PROBLEM DETAILS » Arrange every line of the listing below as a Markdown table with two columns, "No." for the row number and "Entry" for the line itself, leaving out any blank lines.

STORED DATA »
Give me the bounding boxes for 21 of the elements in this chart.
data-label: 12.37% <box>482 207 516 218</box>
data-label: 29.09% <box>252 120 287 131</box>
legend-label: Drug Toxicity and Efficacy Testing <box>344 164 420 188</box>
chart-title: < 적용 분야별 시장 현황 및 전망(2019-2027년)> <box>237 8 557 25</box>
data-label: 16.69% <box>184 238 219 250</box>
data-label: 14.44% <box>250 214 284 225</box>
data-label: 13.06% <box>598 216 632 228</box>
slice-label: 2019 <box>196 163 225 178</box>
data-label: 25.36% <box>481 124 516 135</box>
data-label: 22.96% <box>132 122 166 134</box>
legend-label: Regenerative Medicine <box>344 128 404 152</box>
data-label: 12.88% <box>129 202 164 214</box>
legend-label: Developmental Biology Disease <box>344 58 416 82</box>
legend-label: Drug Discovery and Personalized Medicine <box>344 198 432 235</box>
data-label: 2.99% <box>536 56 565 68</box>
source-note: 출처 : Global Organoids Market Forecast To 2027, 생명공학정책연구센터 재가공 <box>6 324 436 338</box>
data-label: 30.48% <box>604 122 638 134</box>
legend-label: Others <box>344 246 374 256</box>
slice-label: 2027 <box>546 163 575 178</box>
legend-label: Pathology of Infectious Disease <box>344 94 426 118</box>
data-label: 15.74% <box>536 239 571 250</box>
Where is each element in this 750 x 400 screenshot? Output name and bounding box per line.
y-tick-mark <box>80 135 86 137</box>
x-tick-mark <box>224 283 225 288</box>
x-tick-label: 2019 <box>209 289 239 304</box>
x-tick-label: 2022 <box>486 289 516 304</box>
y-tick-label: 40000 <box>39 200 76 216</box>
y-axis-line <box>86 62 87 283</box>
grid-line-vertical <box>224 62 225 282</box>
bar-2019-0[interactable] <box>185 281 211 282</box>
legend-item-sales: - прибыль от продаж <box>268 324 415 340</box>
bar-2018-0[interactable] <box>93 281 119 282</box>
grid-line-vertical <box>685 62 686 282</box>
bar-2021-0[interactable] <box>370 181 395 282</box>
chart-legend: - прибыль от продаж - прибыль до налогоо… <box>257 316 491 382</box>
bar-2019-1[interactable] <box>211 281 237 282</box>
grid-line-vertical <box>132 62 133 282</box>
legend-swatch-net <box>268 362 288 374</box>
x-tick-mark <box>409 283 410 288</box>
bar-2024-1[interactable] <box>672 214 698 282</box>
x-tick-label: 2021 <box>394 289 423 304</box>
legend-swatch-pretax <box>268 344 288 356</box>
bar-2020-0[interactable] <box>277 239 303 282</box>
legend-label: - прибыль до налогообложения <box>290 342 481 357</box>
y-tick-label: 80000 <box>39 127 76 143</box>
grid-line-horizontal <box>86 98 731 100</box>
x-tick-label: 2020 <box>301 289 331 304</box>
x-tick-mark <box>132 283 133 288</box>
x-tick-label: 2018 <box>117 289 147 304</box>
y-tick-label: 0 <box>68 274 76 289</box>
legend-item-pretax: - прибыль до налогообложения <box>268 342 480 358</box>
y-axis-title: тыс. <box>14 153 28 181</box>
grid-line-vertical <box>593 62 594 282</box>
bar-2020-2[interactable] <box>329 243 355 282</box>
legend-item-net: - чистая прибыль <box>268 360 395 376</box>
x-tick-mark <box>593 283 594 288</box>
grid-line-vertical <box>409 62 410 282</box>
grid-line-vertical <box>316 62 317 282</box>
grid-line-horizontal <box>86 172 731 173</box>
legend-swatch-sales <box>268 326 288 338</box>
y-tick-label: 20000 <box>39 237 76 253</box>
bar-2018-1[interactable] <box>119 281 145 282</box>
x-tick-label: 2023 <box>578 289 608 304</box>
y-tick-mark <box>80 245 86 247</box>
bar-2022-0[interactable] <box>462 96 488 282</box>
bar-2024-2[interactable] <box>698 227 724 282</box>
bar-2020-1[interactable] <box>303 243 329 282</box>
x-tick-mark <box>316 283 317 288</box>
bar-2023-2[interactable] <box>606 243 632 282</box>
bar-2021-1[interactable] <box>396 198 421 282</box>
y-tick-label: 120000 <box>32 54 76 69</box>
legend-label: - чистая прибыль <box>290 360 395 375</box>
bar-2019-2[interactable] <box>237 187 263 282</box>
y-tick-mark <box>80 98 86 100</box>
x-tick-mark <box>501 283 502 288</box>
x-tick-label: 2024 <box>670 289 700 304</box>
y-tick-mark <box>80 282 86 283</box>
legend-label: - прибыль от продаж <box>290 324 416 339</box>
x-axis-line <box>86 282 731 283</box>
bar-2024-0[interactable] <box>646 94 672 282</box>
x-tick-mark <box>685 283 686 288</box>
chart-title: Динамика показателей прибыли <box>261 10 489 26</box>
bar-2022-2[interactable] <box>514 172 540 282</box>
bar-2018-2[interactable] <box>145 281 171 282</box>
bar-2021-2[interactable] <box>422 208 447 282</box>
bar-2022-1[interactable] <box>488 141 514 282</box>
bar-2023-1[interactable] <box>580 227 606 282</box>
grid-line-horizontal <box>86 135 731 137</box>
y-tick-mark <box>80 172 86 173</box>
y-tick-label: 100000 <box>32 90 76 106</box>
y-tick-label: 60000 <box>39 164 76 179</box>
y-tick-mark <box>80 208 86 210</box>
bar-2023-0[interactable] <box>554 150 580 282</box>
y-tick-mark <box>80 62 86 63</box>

CORRECT RESPONSE »
| No. | Entry |
|---|---|
| 1 | Give me the bounding boxes for 21 of the elements in this chart. |
| 2 | data-label: 12.37% <box>482 207 516 218</box> |
| 3 | data-label: 29.09% <box>252 120 287 131</box> |
| 4 | legend-label: Drug Toxicity and Efficacy Testing <box>344 164 420 188</box> |
| 5 | chart-title: < 적용 분야별 시장 현황 및 전망(2019-2027년)> <box>237 8 557 25</box> |
| 6 | data-label: 16.69% <box>184 238 219 250</box> |
| 7 | data-label: 14.44% <box>250 214 284 225</box> |
| 8 | data-label: 13.06% <box>598 216 632 228</box> |
| 9 | slice-label: 2019 <box>196 163 225 178</box> |
| 10 | data-label: 25.36% <box>481 124 516 135</box> |
| 11 | data-label: 22.96% <box>132 122 166 134</box> |
| 12 | legend-label: Regenerative Medicine <box>344 128 404 152</box> |
| 13 | data-label: 12.88% <box>129 202 164 214</box> |
| 14 | legend-label: Developmental Biology Disease <box>344 58 416 82</box> |
| 15 | legend-label: Drug Discovery and Personalized Medicine <box>344 198 432 235</box> |
| 16 | data-label: 2.99% <box>536 56 565 68</box> |
| 17 | source-note: 출처 : Global Organoids Market Forecast To 2027, 생명공학정책연구센터 재가공 <box>6 324 436 338</box> |
| 18 | data-label: 30.48% <box>604 122 638 134</box> |
| 19 | legend-label: Others <box>344 246 374 256</box> |
| 20 | slice-label: 2027 <box>546 163 575 178</box> |
| 21 | legend-label: Pathology of Infectious Disease <box>344 94 426 118</box> |
| 22 | data-label: 15.74% <box>536 239 571 250</box> |
| 23 | Where is each element in this 750 x 400 screenshot? Output name and bounding box per line. |
| 24 | y-tick-mark <box>80 135 86 137</box> |
| 25 | x-tick-mark <box>224 283 225 288</box> |
| 26 | x-tick-label: 2019 <box>209 289 239 304</box> |
| 27 | x-tick-label: 2022 <box>486 289 516 304</box> |
| 28 | y-tick-label: 40000 <box>39 200 76 216</box> |
| 29 | y-axis-line <box>86 62 87 283</box> |
| 30 | grid-line-vertical <box>224 62 225 282</box> |
| 31 | bar-2019-0[interactable] <box>185 281 211 282</box> |
| 32 | legend-item-sales: - прибыль от продаж <box>268 324 415 340</box> |
| 33 | bar-2018-0[interactable] <box>93 281 119 282</box> |
| 34 | grid-line-vertical <box>685 62 686 282</box> |
| 35 | bar-2021-0[interactable] <box>370 181 395 282</box> |
| 36 | chart-legend: - прибыль от продаж - прибыль до налогоо… <box>257 316 491 382</box> |
| 37 | bar-2019-1[interactable] <box>211 281 237 282</box> |
| 38 | grid-line-vertical <box>132 62 133 282</box> |
| 39 | legend-swatch-net <box>268 362 288 374</box> |
| 40 | x-tick-mark <box>409 283 410 288</box> |
| 41 | bar-2024-1[interactable] <box>672 214 698 282</box> |
| 42 | x-tick-label: 2021 <box>394 289 423 304</box> |
| 43 | legend-swatch-pretax <box>268 344 288 356</box> |
| 44 | bar-2020-0[interactable] <box>277 239 303 282</box> |
| 45 | legend-label: - прибыль до налогообложения <box>290 342 481 357</box> |
| 46 | y-tick-label: 80000 <box>39 127 76 143</box> |
| 47 | grid-line-horizontal <box>86 98 731 100</box> |
| 48 | x-tick-label: 2020 <box>301 289 331 304</box> |
| 49 | x-tick-mark <box>132 283 133 288</box> |
| 50 | x-tick-label: 2018 <box>117 289 147 304</box> |
| 51 | y-tick-label: 0 <box>68 274 76 289</box> |
| 52 | legend-item-pretax: - прибыль до налогообложения <box>268 342 480 358</box> |
| 53 | y-axis-title: тыс. <box>14 153 28 181</box> |
| 54 | grid-line-vertical <box>593 62 594 282</box> |
| 55 | bar-2020-2[interactable] <box>329 243 355 282</box> |
| 56 | legend-item-net: - чистая прибыль <box>268 360 395 376</box> |
| 57 | x-tick-mark <box>593 283 594 288</box> |
| 58 | grid-line-vertical <box>409 62 410 282</box> |
| 59 | grid-line-vertical <box>316 62 317 282</box> |
| 60 | grid-line-horizontal <box>86 172 731 173</box> |
| 61 | legend-swatch-sales <box>268 326 288 338</box> |
| 62 | y-tick-label: 20000 <box>39 237 76 253</box> |
| 63 | bar-2018-1[interactable] <box>119 281 145 282</box> |
| 64 | x-tick-label: 2023 <box>578 289 608 304</box> |
| 65 | y-tick-mark <box>80 245 86 247</box> |
| 66 | bar-2022-0[interactable] <box>462 96 488 282</box> |
| 67 | bar-2024-2[interactable] <box>698 227 724 282</box> |
| 68 | bar-2020-1[interactable] <box>303 243 329 282</box> |
| 69 | x-tick-mark <box>316 283 317 288</box> |
| 70 | bar-2023-2[interactable] <box>606 243 632 282</box> |
| 71 | bar-2021-1[interactable] <box>396 198 421 282</box> |
| 72 | y-tick-label: 120000 <box>32 54 76 69</box> |
| 73 | legend-label: - чистая прибыль <box>290 360 395 375</box> |
| 74 | bar-2019-2[interactable] <box>237 187 263 282</box> |
| 75 | y-tick-mark <box>80 98 86 100</box> |
| 76 | x-tick-mark <box>501 283 502 288</box> |
| 77 | x-tick-label: 2024 <box>670 289 700 304</box> |
| 78 | y-tick-mark <box>80 282 86 283</box> |
| 79 | legend-label: - прибыль от продаж <box>290 324 416 339</box> |
| 80 | x-axis-line <box>86 282 731 283</box> |
| 81 | bar-2024-0[interactable] <box>646 94 672 282</box> |
| 82 | x-tick-mark <box>685 283 686 288</box> |
| 83 | chart-title: Динамика показателей прибыли <box>261 10 489 26</box> |
| 84 | bar-2022-2[interactable] <box>514 172 540 282</box> |
| 85 | bar-2018-2[interactable] <box>145 281 171 282</box> |
| 86 | bar-2021-2[interactable] <box>422 208 447 282</box> |
| 87 | bar-2022-1[interactable] <box>488 141 514 282</box> |
| 88 | bar-2023-1[interactable] <box>580 227 606 282</box> |
| 89 | grid-line-horizontal <box>86 135 731 137</box> |
| 90 | y-tick-mark <box>80 172 86 173</box> |
| 91 | y-tick-label: 100000 <box>32 90 76 106</box> |
| 92 | y-tick-label: 60000 <box>39 164 76 179</box> |
| 93 | y-tick-mark <box>80 208 86 210</box> |
| 94 | bar-2023-0[interactable] <box>554 150 580 282</box> |
| 95 | y-tick-mark <box>80 62 86 63</box> |